* begin SUPPLIED MATERIAL *

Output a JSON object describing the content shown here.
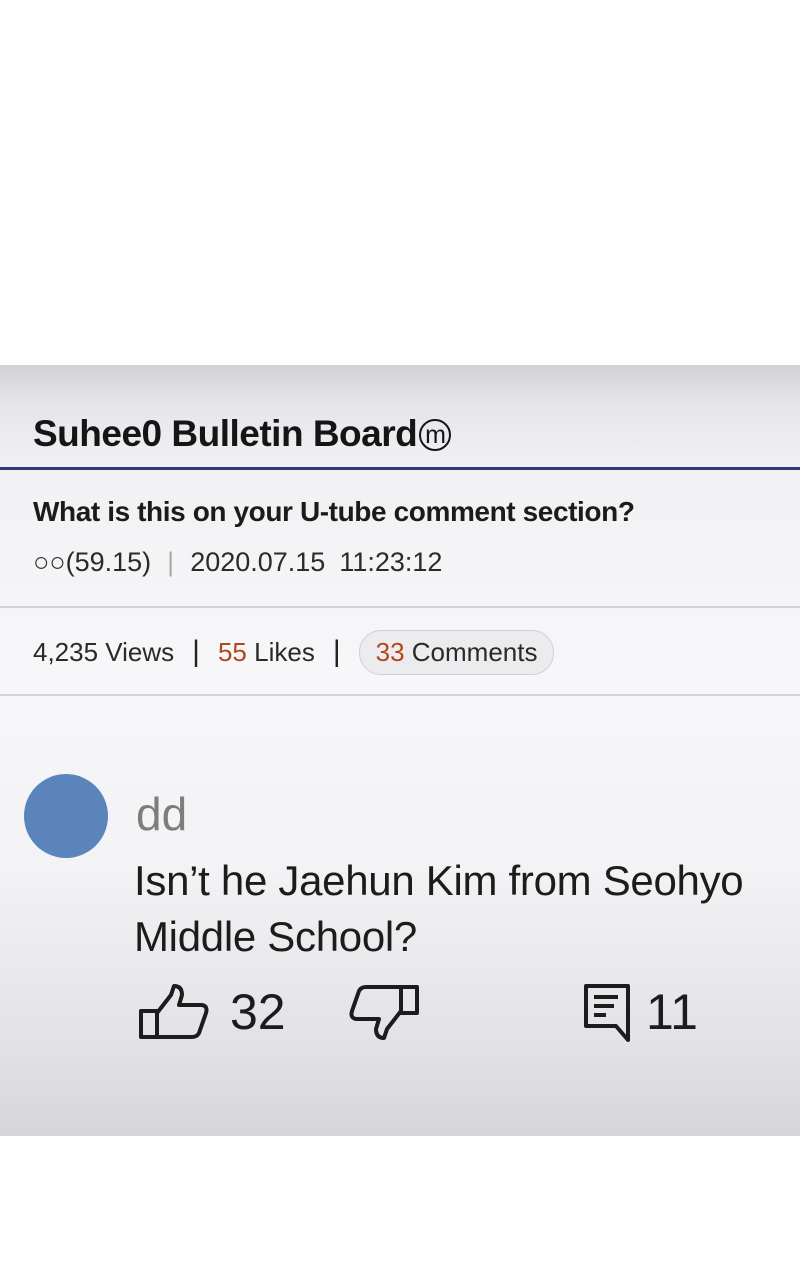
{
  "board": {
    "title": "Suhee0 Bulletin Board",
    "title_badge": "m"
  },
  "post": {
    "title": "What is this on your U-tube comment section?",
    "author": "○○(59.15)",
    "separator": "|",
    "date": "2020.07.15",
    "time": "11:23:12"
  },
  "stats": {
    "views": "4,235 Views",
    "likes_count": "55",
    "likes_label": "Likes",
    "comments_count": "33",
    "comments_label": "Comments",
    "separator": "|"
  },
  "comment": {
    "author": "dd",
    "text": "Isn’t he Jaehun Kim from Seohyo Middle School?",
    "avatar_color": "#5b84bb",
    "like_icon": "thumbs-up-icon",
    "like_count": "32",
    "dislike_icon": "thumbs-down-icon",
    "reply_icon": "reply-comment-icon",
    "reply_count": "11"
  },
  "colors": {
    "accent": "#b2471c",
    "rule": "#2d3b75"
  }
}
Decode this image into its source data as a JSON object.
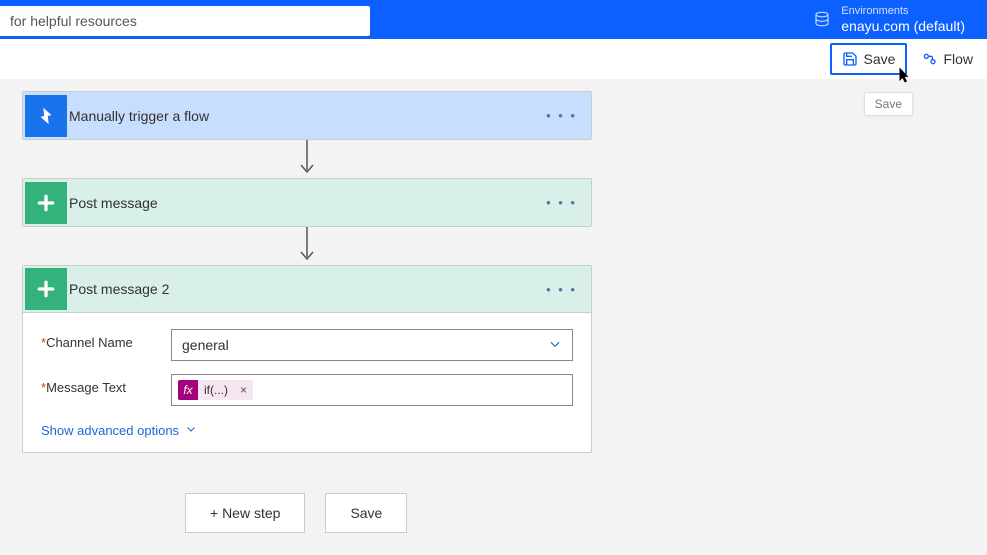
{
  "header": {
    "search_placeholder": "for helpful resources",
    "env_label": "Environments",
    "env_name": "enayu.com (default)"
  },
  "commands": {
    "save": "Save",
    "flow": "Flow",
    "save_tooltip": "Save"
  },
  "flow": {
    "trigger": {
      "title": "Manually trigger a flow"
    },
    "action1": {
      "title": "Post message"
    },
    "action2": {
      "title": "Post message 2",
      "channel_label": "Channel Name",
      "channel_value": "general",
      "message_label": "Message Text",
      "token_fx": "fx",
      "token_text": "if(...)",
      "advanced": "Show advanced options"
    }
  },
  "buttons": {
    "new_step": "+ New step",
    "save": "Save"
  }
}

* end SUPPLIED MATERIAL *

▶ _WORK TO DO_
Your copy of the data above should match it exactly, except that pictures are left out.

▶ _THE SOLUTION_
Output a JSON object describing the content shown here.
{
  "board": {
    "title": "Suhee0 Bulletin Board",
    "title_badge": "m"
  },
  "post": {
    "title": "What is this on your U-tube comment section?",
    "author": "○○(59.15)",
    "separator": "|",
    "date": "2020.07.15",
    "time": "11:23:12"
  },
  "stats": {
    "views": "4,235 Views",
    "likes_count": "55",
    "likes_label": "Likes",
    "comments_count": "33",
    "comments_label": "Comments",
    "separator": "|"
  },
  "comment": {
    "author": "dd",
    "text": "Isn’t he Jaehun Kim from Seohyo Middle School?",
    "avatar_color": "#5b84bb",
    "like_icon": "thumbs-up-icon",
    "like_count": "32",
    "dislike_icon": "thumbs-down-icon",
    "reply_icon": "reply-comment-icon",
    "reply_count": "11"
  },
  "colors": {
    "accent": "#b2471c",
    "rule": "#2d3b75"
  }
}
Decode this image into its source data as a JSON object.
{
  "header": {
    "search_placeholder": "for helpful resources",
    "env_label": "Environments",
    "env_name": "enayu.com (default)"
  },
  "commands": {
    "save": "Save",
    "flow": "Flow",
    "save_tooltip": "Save"
  },
  "flow": {
    "trigger": {
      "title": "Manually trigger a flow"
    },
    "action1": {
      "title": "Post message"
    },
    "action2": {
      "title": "Post message 2",
      "channel_label": "Channel Name",
      "channel_value": "general",
      "message_label": "Message Text",
      "token_fx": "fx",
      "token_text": "if(...)",
      "advanced": "Show advanced options"
    }
  },
  "buttons": {
    "new_step": "+ New step",
    "save": "Save"
  }
}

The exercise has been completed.